→ Source excerpt:
****

It seems, this month I would get more opportunities for theme based song lists. And obviously I find it more interesting!
I find the phrase ‘Haal e Dil’ enthralling. It’s usually reserved for sad and soulful songs, though sometimes, songs are happy, romantic as well.
It’s actually nothing but what a person feels on a particular occasion. But Urdu words always add a particular glamour to an ordinary term. We look at the Urdu word with a sort of dreamy attitude, which helps illuminate the term further.
Most of the occasions find the word woven in a soulful melody, and the anguish or agitation of the character resurfaces to express itself in a song. And come to think of it, it would sound ironic that a person singing in a dilemma, ‘how should I express my feelings’? (कैसे बयाँ करू हाल ए दिल?) actually sings a song with two or three stanzas! and still claims his (or her) failure to express his feelings. There could be faint expressions of remorse or resentment in the song.
On the other hand, we come across some romantic songs of haal e dil, where the concerned person openly confesses his feelings for his mate. While it’s a verbal phenomenon, a few may express haal e dil with the eyes, instead! These आँखों के इशारे (which are called ‘नेत्रपल्लवी’ in Marathi), often speak for a person without saying a word!
Enough of my ‘haal e dil’! Let’s pay attention to today’s song list. As usual the songs are from pre70s films and are in No particular order.
1. Haal e Dil Unko Sunana Tha – Fariyad (1964) Suman Kalyanpur / Snehal Bhatkar – Kedar Sharma
This song resurfaced in my mind, when I thought of the theme. It was obvious enough for me and it found first place on the list. It’s appreciated for the lyrics and Suman Kalyanpur’s flawless rendition. Kedar Sharma has penned the tender feelings of a woman, who falls for a man, but fails to express her love.The echo effect in the song sounds unnecessary to me and distracting from enjoying it at the fullest.
The vacant face of the actress, however fails to convey anything that is expressed in the song.
2. Haal e Dil Yun Unhe Sunaya Gaya – Jahan Ara (1964) Lata Mangeshkar / Madan Mohan – Rajendra Krishna
Talking about expressing the feelings with eyes, the song says just the same, ‘आँख ही को जुबा बनाया गया’.

****

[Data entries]

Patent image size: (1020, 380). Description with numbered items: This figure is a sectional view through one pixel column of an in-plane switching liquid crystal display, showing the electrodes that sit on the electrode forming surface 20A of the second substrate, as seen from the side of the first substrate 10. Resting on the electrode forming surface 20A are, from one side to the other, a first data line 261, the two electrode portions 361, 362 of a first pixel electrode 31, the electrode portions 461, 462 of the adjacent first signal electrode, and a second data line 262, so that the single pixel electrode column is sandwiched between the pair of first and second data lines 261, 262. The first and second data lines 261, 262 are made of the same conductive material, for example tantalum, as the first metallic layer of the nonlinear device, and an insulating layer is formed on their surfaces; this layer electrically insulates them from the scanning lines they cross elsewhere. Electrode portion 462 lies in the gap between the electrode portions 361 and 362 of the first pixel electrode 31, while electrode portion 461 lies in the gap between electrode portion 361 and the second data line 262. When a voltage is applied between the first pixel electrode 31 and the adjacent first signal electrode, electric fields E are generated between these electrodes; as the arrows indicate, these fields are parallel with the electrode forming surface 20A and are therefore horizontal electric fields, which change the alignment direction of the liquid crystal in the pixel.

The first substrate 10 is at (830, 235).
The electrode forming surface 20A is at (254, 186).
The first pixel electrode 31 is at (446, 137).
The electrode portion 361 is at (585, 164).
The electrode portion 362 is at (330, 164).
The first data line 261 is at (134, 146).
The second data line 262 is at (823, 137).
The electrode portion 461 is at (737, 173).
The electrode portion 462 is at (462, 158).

****

→ Aim 1: Copy every line of the data entries listing without changing a word.
→ Aim 2: Write the next part of the post on "Haal e Dil" songs, picking up after its final sentence.

→ Task result 1:
Patent image size: (1020, 380). Description with numbered items: This figure is a sectional view through one pixel column of an in-plane switching liquid crystal display, showing the electrodes that sit on the electrode forming surface 20A of the second substrate, as seen from the side of the first substrate 10. Resting on the electrode forming surface 20A are, from one side to the other, a first data line 261, the two electrode portions 361, 362 of a first pixel electrode 31, the electrode portions 461, 462 of the adjacent first signal electrode, and a second data line 262, so that the single pixel electrode column is sandwiched between the pair of first and second data lines 261, 262. The first and second data lines 261, 262 are made of the same conductive material, for example tantalum, as the first metallic layer of the nonlinear device, and an insulating layer is formed on their surfaces; this layer electrically insulates them from the scanning lines they cross elsewhere. Electrode portion 462 lies in the gap between the electrode portions 361 and 362 of the first pixel electrode 31, while electrode portion 461 lies in the gap between electrode portion 361 and the second data line 262. When a voltage is applied between the first pixel electrode 31 and the adjacent first signal electrode, electric fields E are generated between these electrodes; as the arrows indicate, these fields are parallel with the electrode forming surface 20A and are therefore horizontal electric fields, which change the alignment direction of the liquid crystal in the pixel.

The first substrate 10 is at (830, 235).
The electrode forming surface 20A is at (254, 186).
The first pixel electrode 31 is at (446, 137).
The electrode portion 361 is at (585, 164).
The electrode portion 362 is at (330, 164).
The first data line 261 is at (134, 146).
The second data line 262 is at (823, 137).
The electrode portion 461 is at (737, 173).
The electrode portion 462 is at (462, 158).

→ Task result 2:
It was again obvious to think of the song, as a follower to the previous one. I don’t want to compare and choose the best between the two, but still I can’t help feeling incomplete in the Jahan Ara song, despite the impressive lyrics, tune and sweetness and expressions being perfect. You don’t feel satisfied with it.
3. Humen Haal e Dil Tumse Kehna Hai – Choubees Ghante (1958) Asha Bhosle & Talat / Bipin Babul – Raja Mehdi Ali Khan
What a delightful song it is! The couple wants to be with each other forever and they’re ready to oblige the other by doing so. A good example of a pleasant expression of ‘haal e dil’. It’s one of my favourite romantic duets.
I’m not very fond of Prem Nath, and can’t think of him as a good natured, caring, loving hero. Something in his facial expressions makes him a ‘bad guy’ on screen. But Shakila looks pretty and her expressions are apt too!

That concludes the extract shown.